* **PROVIDED INFORMATION**:
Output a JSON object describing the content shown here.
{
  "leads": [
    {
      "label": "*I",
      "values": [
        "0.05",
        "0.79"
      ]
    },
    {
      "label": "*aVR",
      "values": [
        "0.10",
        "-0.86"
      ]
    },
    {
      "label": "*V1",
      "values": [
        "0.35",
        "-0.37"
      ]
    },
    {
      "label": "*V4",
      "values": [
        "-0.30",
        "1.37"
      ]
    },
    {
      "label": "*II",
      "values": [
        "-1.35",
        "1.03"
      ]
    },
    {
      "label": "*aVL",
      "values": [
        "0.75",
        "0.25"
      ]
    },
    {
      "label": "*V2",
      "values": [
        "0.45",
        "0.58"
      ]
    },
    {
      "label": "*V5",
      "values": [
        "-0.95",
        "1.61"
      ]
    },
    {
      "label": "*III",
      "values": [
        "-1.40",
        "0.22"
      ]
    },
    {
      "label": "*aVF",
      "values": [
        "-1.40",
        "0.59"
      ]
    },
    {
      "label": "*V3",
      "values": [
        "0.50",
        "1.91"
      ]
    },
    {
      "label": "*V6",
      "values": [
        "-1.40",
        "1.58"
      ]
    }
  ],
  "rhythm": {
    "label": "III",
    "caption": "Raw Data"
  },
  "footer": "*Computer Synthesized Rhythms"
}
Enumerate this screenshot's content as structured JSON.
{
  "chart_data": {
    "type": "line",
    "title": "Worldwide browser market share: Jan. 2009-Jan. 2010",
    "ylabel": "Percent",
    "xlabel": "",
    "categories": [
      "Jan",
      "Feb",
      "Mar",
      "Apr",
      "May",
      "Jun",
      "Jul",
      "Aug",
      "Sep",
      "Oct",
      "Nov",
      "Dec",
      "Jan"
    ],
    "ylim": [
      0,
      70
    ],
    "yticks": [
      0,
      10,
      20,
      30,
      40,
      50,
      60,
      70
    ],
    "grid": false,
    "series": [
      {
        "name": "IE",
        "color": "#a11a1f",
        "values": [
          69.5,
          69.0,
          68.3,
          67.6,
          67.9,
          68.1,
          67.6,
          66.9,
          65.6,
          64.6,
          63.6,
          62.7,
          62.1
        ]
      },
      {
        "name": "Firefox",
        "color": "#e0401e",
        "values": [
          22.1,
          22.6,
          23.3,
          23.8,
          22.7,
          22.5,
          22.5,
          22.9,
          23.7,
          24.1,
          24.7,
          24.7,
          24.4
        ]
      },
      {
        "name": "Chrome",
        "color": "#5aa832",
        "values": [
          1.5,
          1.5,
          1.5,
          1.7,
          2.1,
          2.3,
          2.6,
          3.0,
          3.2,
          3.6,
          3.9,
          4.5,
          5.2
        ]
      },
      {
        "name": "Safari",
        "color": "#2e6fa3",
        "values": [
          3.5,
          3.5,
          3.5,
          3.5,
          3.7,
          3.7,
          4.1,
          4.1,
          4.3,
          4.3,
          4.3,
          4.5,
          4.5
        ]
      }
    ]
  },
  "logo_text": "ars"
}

* **WHAT THE EXERCISE ASKS**: For this exercise, gather every line of the data that contains the word "content".

* **ANSWER TO THE PROBLEM**:
Output a JSON object describing the content shown here.
Enumerate this screenshot's content as structured JSON.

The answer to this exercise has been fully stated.